**TO DO:**
Without the pictures, can you quote each line below exactly?
## Begin SOURCE MATERIAL
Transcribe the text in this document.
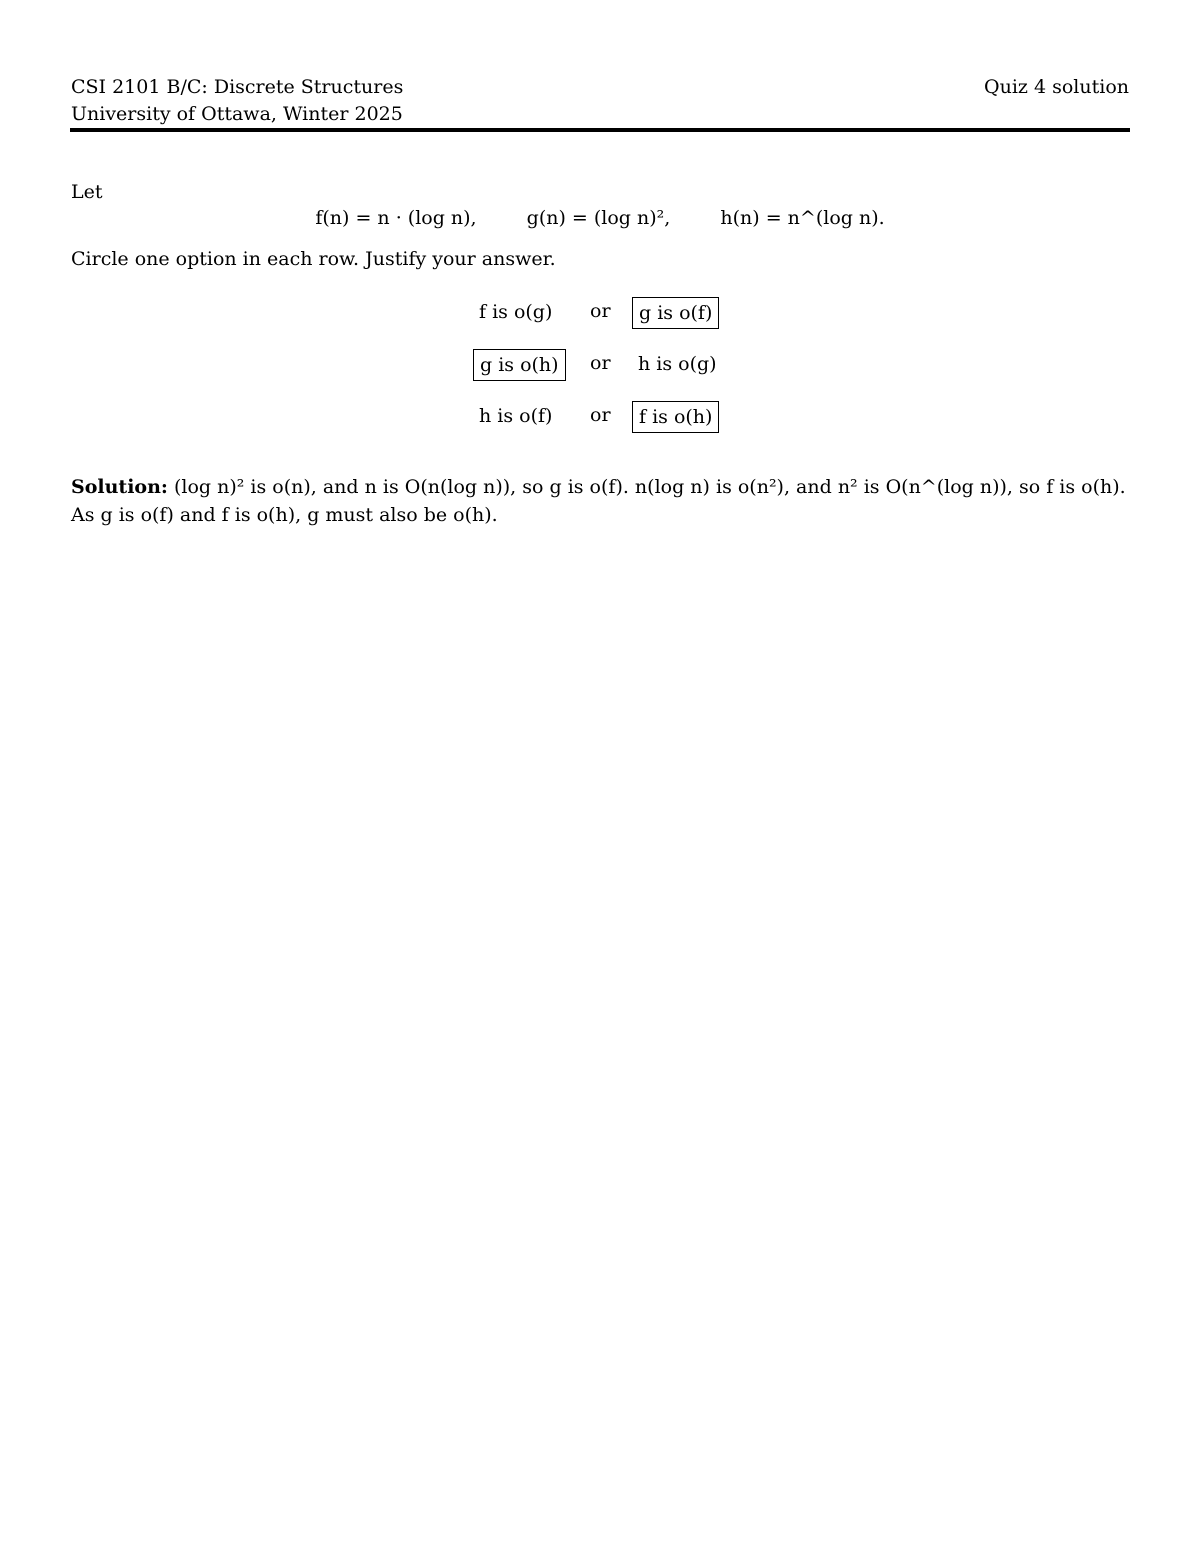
CSI 2101 B/C: Discrete Structures
University of Ottawa, Winter 2025
Quiz 4 solution
Let
f(n) = n · (log n),	g(n) = (log n)²,	h(n) = n^(log n).
Circle one option in each row. Justify your answer.
f is o(g)	or	g is o(f)
g is o(h)	or	h is o(g)
h is o(f)	or	f is o(h)
Solution: (log n)² is o(n), and n is O(n(log n)), so g is o(f). n(log n) is o(n²), and n² is O(n^(log n)), so f is o(h).
As g is o(f) and f is o(h), g must also be o(h).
## End SOURCE MATERIAL
**RESULT OF THE TASK:**
Transcribe the text in this document.
CSI 2101 B/C: Discrete Structures
University of Ottawa, Winter 2025
Quiz 4 solution
Let
f(n) = n · (log n),	g(n) = (log n)²,	h(n) = n^(log n).
Circle one option in each row. Justify your answer.
f is o(g)	or	g is o(f)
g is o(h)	or	h is o(g)
h is o(f)	or	f is o(h)
Solution: (log n)² is o(n), and n is O(n(log n)), so g is o(f). n(log n) is o(n²), and n² is O(n^(log n)), so f is o(h).
As g is o(f) and f is o(h), g must also be o(h).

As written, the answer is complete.